- **WORK INSTRUCTIONS**: Retype all the records with nothing changed.

—————

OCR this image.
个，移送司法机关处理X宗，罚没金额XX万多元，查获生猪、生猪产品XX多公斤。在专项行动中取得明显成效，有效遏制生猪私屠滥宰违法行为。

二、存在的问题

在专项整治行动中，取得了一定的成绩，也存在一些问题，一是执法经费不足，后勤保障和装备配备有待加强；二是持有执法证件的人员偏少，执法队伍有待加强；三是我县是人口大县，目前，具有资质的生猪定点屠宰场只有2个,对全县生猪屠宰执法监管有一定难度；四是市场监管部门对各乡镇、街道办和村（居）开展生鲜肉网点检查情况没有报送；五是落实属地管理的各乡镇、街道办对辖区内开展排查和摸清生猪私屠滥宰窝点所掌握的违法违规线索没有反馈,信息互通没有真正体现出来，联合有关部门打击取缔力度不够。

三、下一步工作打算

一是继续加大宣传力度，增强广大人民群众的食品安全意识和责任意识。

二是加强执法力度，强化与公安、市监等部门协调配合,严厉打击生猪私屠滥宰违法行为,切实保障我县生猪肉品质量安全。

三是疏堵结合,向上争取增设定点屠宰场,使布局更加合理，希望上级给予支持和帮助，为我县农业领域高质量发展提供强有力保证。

—————

- **ANSWER FOR THIS EXERCISE**:
OCR this image.
个，移送司法机关处理X宗，罚没金额XX万多元，查获生猪、生猪产品XX多公斤。在专项行动中取得明显成效，有效遏制生猪私屠滥宰违法行为。

二、存在的问题

在专项整治行动中，取得了一定的成绩，也存在一些问题，一是执法经费不足，后勤保障和装备配备有待加强；二是持有执法证件的人员偏少，执法队伍有待加强；三是我县是人口大县，目前，具有资质的生猪定点屠宰场只有2个,对全县生猪屠宰执法监管有一定难度；四是市场监管部门对各乡镇、街道办和村（居）开展生鲜肉网点检查情况没有报送；五是落实属地管理的各乡镇、街道办对辖区内开展排查和摸清生猪私屠滥宰窝点所掌握的违法违规线索没有反馈,信息互通没有真正体现出来，联合有关部门打击取缔力度不够。

三、下一步工作打算

一是继续加大宣传力度，增强广大人民群众的食品安全意识和责任意识。

二是加强执法力度，强化与公安、市监等部门协调配合,严厉打击生猪私屠滥宰违法行为,切实保障我县生猪肉品质量安全。

三是疏堵结合,向上争取增设定点屠宰场,使布局更加合理，希望上级给予支持和帮助，为我县农业领域高质量发展提供强有力保证。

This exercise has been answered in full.